_Source material_
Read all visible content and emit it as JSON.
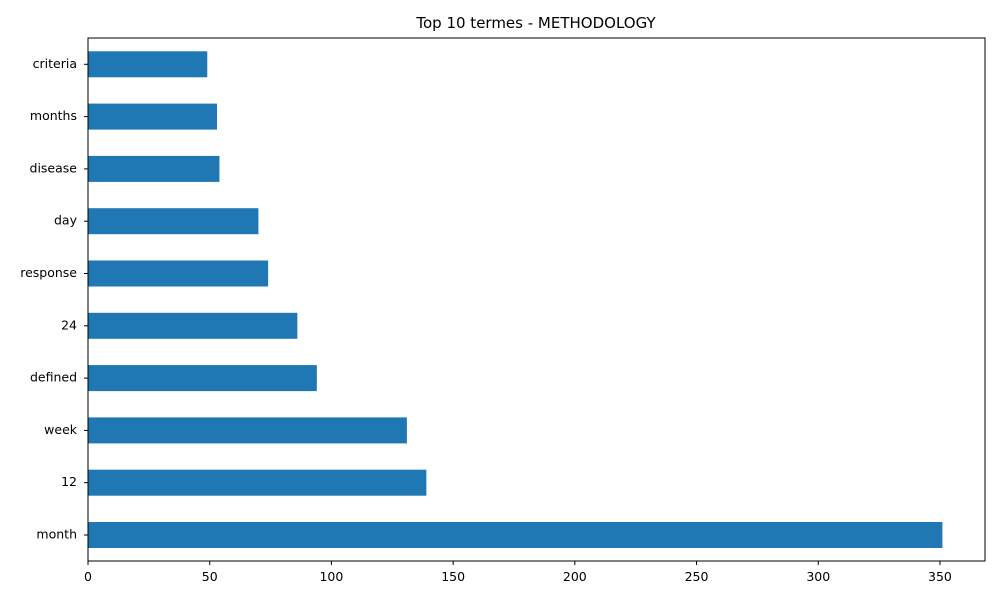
{
  "chart_data": {
    "type": "bar",
    "orientation": "horizontal",
    "title": "Top 10 termes - METHODOLOGY",
    "xlabel": "",
    "ylabel": "",
    "categories": [
      "month",
      "12",
      "week",
      "defined",
      "24",
      "response",
      "day",
      "disease",
      "months",
      "criteria"
    ],
    "values": [
      351,
      139,
      131,
      94,
      86,
      74,
      70,
      54,
      53,
      49
    ],
    "xlim": [
      0,
      368.5
    ],
    "xticks": [
      0,
      50,
      100,
      150,
      200,
      250,
      300,
      350
    ],
    "bar_color": "#1f77b4",
    "grid": false,
    "legend": "none"
  }
}
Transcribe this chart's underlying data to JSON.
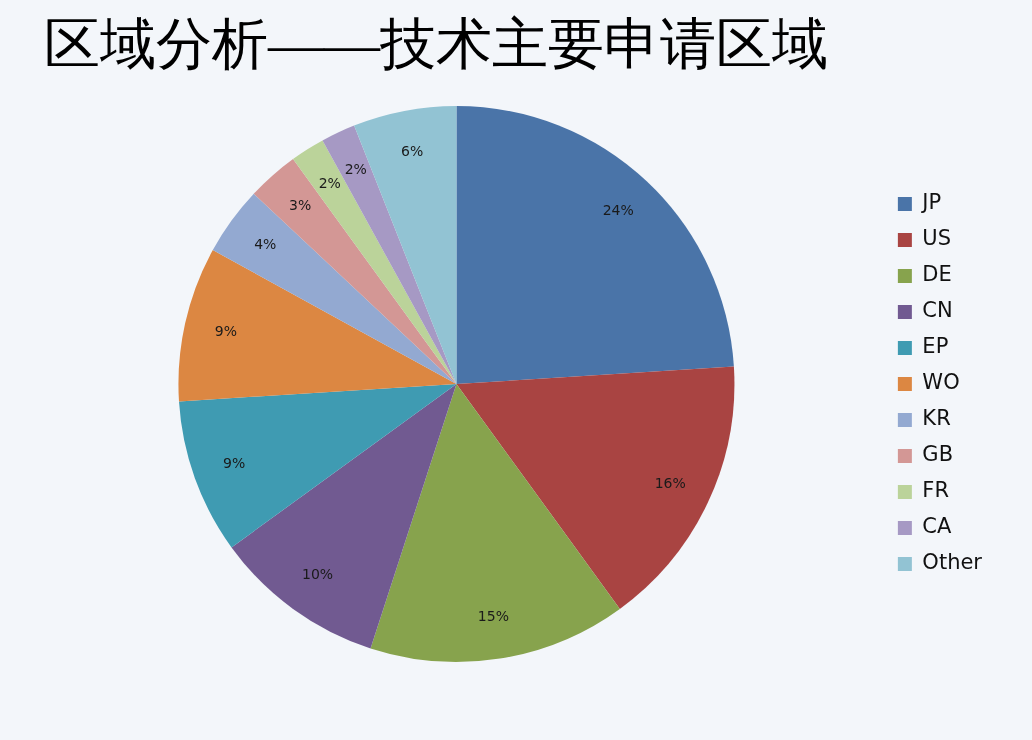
{
  "chart_data": {
    "type": "pie",
    "title": "区域分析——技术主要申请区域",
    "categories": [
      "JP",
      "US",
      "DE",
      "CN",
      "EP",
      "WO",
      "KR",
      "GB",
      "FR",
      "CA",
      "Other"
    ],
    "values": [
      24,
      16,
      15,
      10,
      9,
      9,
      4,
      3,
      2,
      2,
      6
    ],
    "value_labels": [
      "24%",
      "16%",
      "15%",
      "10%",
      "9%",
      "9%",
      "4%",
      "3%",
      "2%",
      "2%",
      "6%"
    ],
    "colors": [
      "#4a74a8",
      "#a94442",
      "#87a34d",
      "#715a91",
      "#3f9bb2",
      "#dc8742",
      "#93a9d1",
      "#d39795",
      "#bbd39a",
      "#a699c4",
      "#92c3d3"
    ],
    "legend": "right"
  }
}
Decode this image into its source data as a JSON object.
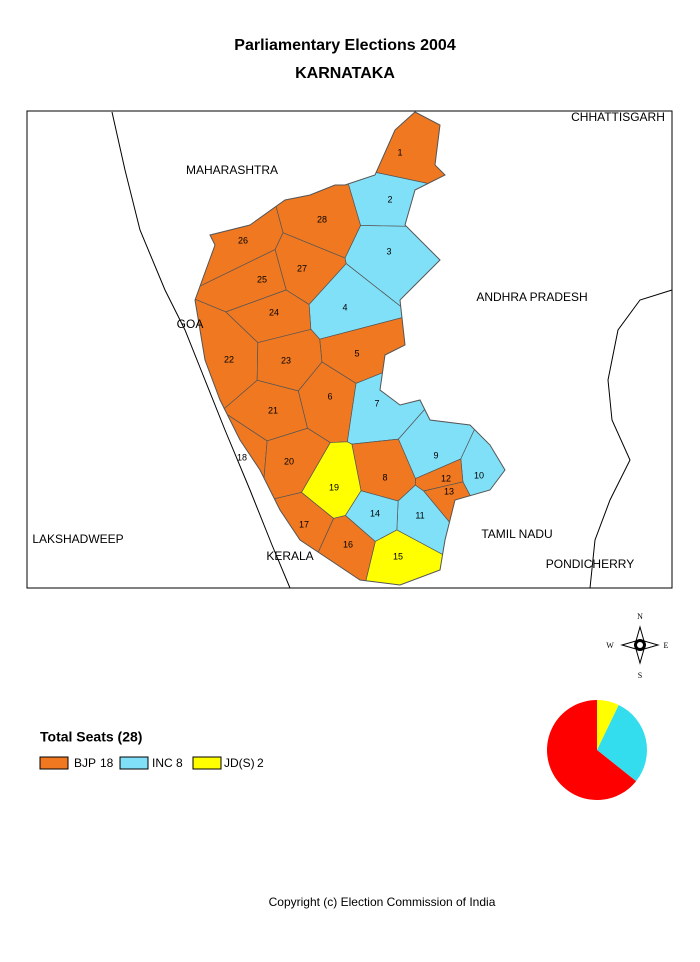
{
  "title": "Parliamentary Elections 2004",
  "subtitle": "KARNATAKA",
  "neighbours": [
    "MAHARASHTRA",
    "CHHATTISGARH",
    "ANDHRA PRADESH",
    "GOA",
    "LAKSHADWEEP",
    "TAMIL NADU",
    "KERALA",
    "PONDICHERRY"
  ],
  "constituencies": [
    {
      "number": 1,
      "winner": "BJP"
    },
    {
      "number": 2,
      "winner": "INC"
    },
    {
      "number": 3,
      "winner": "INC"
    },
    {
      "number": 4,
      "winner": "INC"
    },
    {
      "number": 5,
      "winner": "BJP"
    },
    {
      "number": 6,
      "winner": "BJP"
    },
    {
      "number": 7,
      "winner": "INC"
    },
    {
      "number": 8,
      "winner": "BJP"
    },
    {
      "number": 9,
      "winner": "INC"
    },
    {
      "number": 10,
      "winner": "INC"
    },
    {
      "number": 11,
      "winner": "INC"
    },
    {
      "number": 12,
      "winner": "BJP"
    },
    {
      "number": 13,
      "winner": "BJP"
    },
    {
      "number": 14,
      "winner": "INC"
    },
    {
      "number": 15,
      "winner": "JD(S)"
    },
    {
      "number": 16,
      "winner": "BJP"
    },
    {
      "number": 17,
      "winner": "BJP"
    },
    {
      "number": 18,
      "winner": "BJP"
    },
    {
      "number": 19,
      "winner": "JD(S)"
    },
    {
      "number": 20,
      "winner": "BJP"
    },
    {
      "number": 21,
      "winner": "BJP"
    },
    {
      "number": 22,
      "winner": "BJP"
    },
    {
      "number": 23,
      "winner": "BJP"
    },
    {
      "number": 24,
      "winner": "BJP"
    },
    {
      "number": 25,
      "winner": "BJP"
    },
    {
      "number": 26,
      "winner": "BJP"
    },
    {
      "number": 27,
      "winner": "BJP"
    },
    {
      "number": 28,
      "winner": "BJP"
    }
  ],
  "compass": [
    "N",
    "S",
    "E",
    "W"
  ],
  "legend": {
    "title": "Total Seats (28)",
    "items": [
      {
        "party": "BJP",
        "seats": 18,
        "color": "#f07820",
        "pie_color": "#ff0000"
      },
      {
        "party": "INC",
        "seats": 8,
        "color": "#80e0f8",
        "pie_color": "#33ddee"
      },
      {
        "party": "JD(S)",
        "seats": 2,
        "color": "#ffff00",
        "pie_color": "#ffff00"
      }
    ]
  },
  "copyright": "Copyright (c) Election Commission of India"
}
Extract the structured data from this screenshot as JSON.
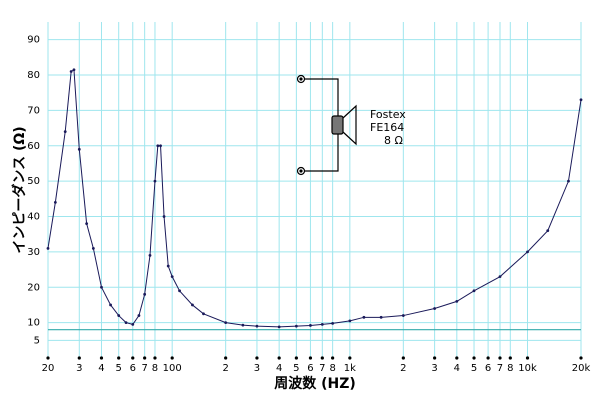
{
  "chart_data": {
    "type": "line",
    "xscale": "log",
    "x_label": "周波数 (HZ)",
    "y_label": "インピーダンス (Ω)",
    "annotation": [
      "Fostex",
      "FE164",
      "8 Ω"
    ],
    "x": [
      20,
      22,
      25,
      27,
      28,
      30,
      33,
      36,
      40,
      45,
      50,
      55,
      60,
      65,
      70,
      75,
      80,
      83,
      86,
      90,
      95,
      100,
      110,
      130,
      150,
      200,
      250,
      300,
      400,
      500,
      600,
      700,
      800,
      1000,
      1200,
      1500,
      2000,
      3000,
      4000,
      5000,
      7000,
      10000,
      13000,
      17000,
      20000
    ],
    "series": [
      {
        "color": "#1a1a5a",
        "values": [
          31,
          44,
          64,
          81,
          81.5,
          59,
          38,
          31,
          20,
          15,
          12,
          10,
          9.5,
          12,
          18,
          29,
          50,
          60,
          60,
          40,
          26,
          23,
          19,
          15,
          12.5,
          10,
          9.3,
          9,
          8.8,
          9,
          9.2,
          9.5,
          9.8,
          10.5,
          11.5,
          11.5,
          12,
          14,
          16,
          19,
          23,
          30,
          36,
          50,
          73
        ]
      }
    ],
    "reference_line": {
      "value": 8,
      "color": "#33aaaa"
    },
    "xlim": [
      20,
      20000
    ],
    "ylim": [
      0,
      95
    ],
    "xticks": [
      20,
      {
        "value": 30,
        "label": "3"
      },
      {
        "value": 40,
        "label": "4"
      },
      {
        "value": 50,
        "label": "5"
      },
      {
        "value": 60,
        "label": "6"
      },
      {
        "value": 70,
        "label": "7"
      },
      {
        "value": 80,
        "label": "8"
      },
      100,
      {
        "value": 200,
        "label": "2"
      },
      {
        "value": 300,
        "label": "3"
      },
      {
        "value": 400,
        "label": "4"
      },
      {
        "value": 500,
        "label": "5"
      },
      {
        "value": 600,
        "label": "6"
      },
      {
        "value": 700,
        "label": "7"
      },
      {
        "value": 800,
        "label": "8"
      },
      {
        "value": 1000,
        "label": "1k"
      },
      {
        "value": 2000,
        "label": "2"
      },
      {
        "value": 3000,
        "label": "3"
      },
      {
        "value": 4000,
        "label": "4"
      },
      {
        "value": 5000,
        "label": "5"
      },
      {
        "value": 6000,
        "label": "6"
      },
      {
        "value": 7000,
        "label": "7"
      },
      {
        "value": 8000,
        "label": "8"
      },
      {
        "value": 10000,
        "label": "10k"
      },
      {
        "value": 20000,
        "label": "20k"
      }
    ],
    "yticks": [
      5,
      10,
      20,
      30,
      40,
      50,
      60,
      70,
      80,
      90
    ],
    "grid": true,
    "grid_color": "#9fe6ee"
  }
}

_Given exercise_
In the entries above, locate every line with the word "JSON" and copy it.

_Final result_
Read all visible content and emit it as JSON.
Transcribe this chart's underlying data to JSON.
Decode this image into its source data as a JSON object.
Extract the structured data from this screenshot as JSON.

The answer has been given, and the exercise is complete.